JOB = Copy each line of the records that holds the string "icon".

Stored entries =
/---

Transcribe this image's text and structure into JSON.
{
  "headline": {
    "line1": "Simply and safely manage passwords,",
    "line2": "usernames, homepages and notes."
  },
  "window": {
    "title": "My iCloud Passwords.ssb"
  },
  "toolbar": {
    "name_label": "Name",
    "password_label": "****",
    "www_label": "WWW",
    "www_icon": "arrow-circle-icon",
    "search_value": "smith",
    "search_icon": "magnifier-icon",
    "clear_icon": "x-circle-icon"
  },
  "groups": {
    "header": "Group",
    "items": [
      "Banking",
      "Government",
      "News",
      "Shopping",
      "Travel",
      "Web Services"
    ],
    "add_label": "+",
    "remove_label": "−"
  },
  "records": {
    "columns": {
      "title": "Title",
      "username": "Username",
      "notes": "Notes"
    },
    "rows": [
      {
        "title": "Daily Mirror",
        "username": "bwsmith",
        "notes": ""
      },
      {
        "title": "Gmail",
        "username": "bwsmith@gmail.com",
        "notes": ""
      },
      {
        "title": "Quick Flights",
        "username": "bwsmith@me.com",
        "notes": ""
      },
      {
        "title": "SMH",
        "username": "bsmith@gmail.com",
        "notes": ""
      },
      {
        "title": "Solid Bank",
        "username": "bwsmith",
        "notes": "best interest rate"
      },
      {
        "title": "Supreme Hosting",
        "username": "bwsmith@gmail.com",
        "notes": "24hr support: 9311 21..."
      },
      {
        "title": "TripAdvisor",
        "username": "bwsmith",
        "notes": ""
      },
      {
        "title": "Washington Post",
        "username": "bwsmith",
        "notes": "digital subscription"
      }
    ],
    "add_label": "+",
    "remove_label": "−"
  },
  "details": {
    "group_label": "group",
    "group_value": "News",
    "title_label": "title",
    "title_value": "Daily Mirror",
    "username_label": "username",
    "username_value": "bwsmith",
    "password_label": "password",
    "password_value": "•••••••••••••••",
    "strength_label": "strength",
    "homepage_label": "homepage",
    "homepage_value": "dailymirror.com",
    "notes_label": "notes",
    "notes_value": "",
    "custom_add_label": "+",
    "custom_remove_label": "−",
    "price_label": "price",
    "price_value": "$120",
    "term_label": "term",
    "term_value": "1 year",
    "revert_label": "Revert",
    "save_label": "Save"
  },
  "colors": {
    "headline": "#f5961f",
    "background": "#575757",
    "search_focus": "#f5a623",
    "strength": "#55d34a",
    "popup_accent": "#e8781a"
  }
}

\---

ANSWER =
    "www_icon": "arrow-circle-icon",
    "search_icon": "magnifier-icon",
    "clear_icon": "x-circle-icon"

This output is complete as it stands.